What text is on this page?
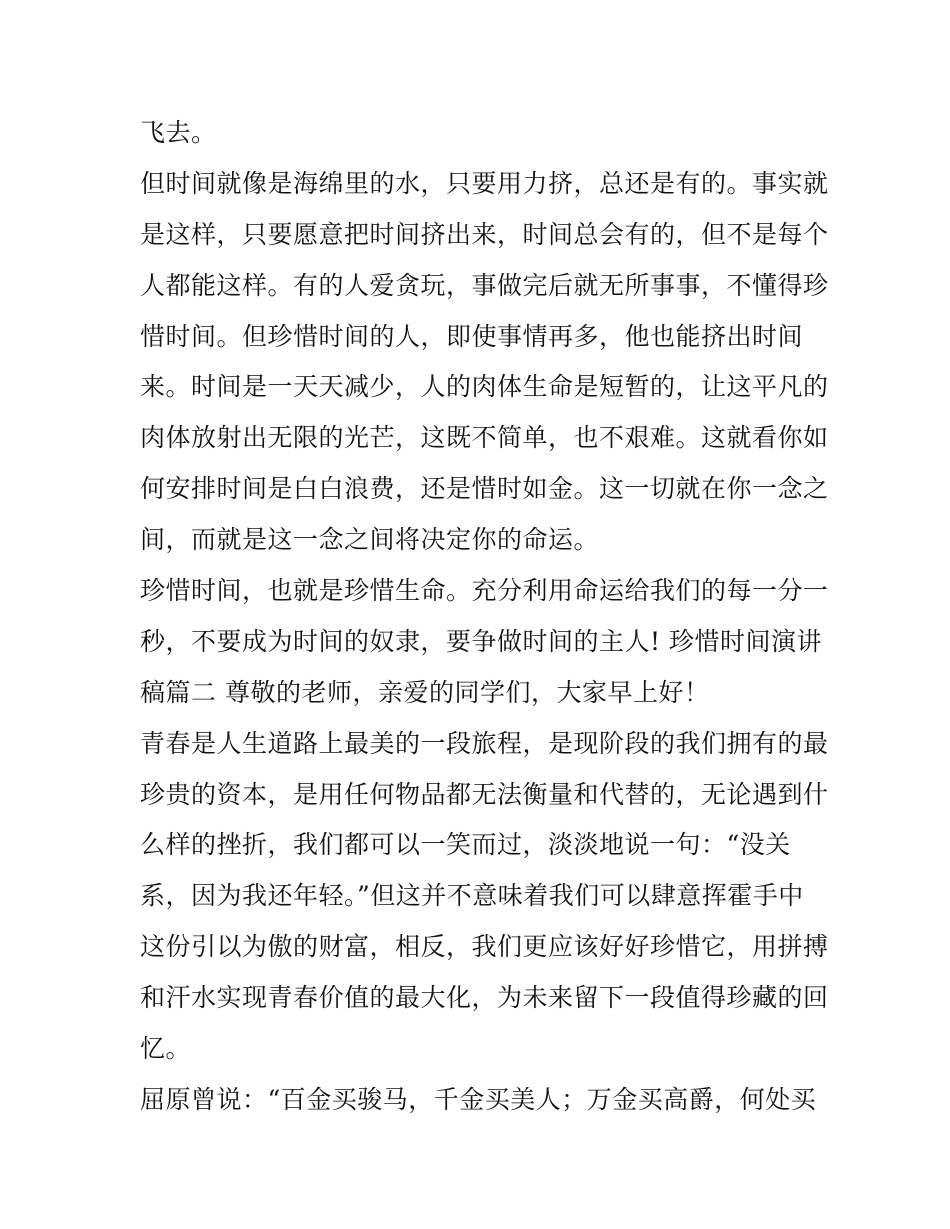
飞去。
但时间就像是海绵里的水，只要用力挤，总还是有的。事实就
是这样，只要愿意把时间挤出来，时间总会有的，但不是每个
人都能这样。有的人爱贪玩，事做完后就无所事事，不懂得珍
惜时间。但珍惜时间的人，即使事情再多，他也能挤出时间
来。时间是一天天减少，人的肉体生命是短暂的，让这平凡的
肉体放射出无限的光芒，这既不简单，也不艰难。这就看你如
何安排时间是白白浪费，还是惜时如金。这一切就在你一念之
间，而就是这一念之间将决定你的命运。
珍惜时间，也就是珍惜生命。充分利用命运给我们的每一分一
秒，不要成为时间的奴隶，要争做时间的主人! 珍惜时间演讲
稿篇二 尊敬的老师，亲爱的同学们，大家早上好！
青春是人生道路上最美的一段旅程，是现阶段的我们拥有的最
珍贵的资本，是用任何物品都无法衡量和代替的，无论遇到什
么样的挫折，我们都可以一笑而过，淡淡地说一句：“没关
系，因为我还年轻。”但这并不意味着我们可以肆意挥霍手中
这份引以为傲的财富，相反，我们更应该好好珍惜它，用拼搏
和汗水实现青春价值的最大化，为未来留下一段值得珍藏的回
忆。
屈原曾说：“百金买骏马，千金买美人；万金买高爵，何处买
*-*-*
Exercise
Every entry must be reproduced exactly, with the images left out.

Full response
What text is on this page?
飞去。
但时间就像是海绵里的水，只要用力挤，总还是有的。事实就
是这样，只要愿意把时间挤出来，时间总会有的，但不是每个
人都能这样。有的人爱贪玩，事做完后就无所事事，不懂得珍
惜时间。但珍惜时间的人，即使事情再多，他也能挤出时间
来。时间是一天天减少，人的肉体生命是短暂的，让这平凡的
肉体放射出无限的光芒，这既不简单，也不艰难。这就看你如
何安排时间是白白浪费，还是惜时如金。这一切就在你一念之
间，而就是这一念之间将决定你的命运。
珍惜时间，也就是珍惜生命。充分利用命运给我们的每一分一
秒，不要成为时间的奴隶，要争做时间的主人! 珍惜时间演讲
稿篇二 尊敬的老师，亲爱的同学们，大家早上好！
青春是人生道路上最美的一段旅程，是现阶段的我们拥有的最
珍贵的资本，是用任何物品都无法衡量和代替的，无论遇到什
么样的挫折，我们都可以一笑而过，淡淡地说一句：“没关
系，因为我还年轻。”但这并不意味着我们可以肆意挥霍手中
这份引以为傲的财富，相反，我们更应该好好珍惜它，用拼搏
和汗水实现青春价值的最大化，为未来留下一段值得珍藏的回
忆。
屈原曾说：“百金买骏马，千金买美人；万金买高爵，何处买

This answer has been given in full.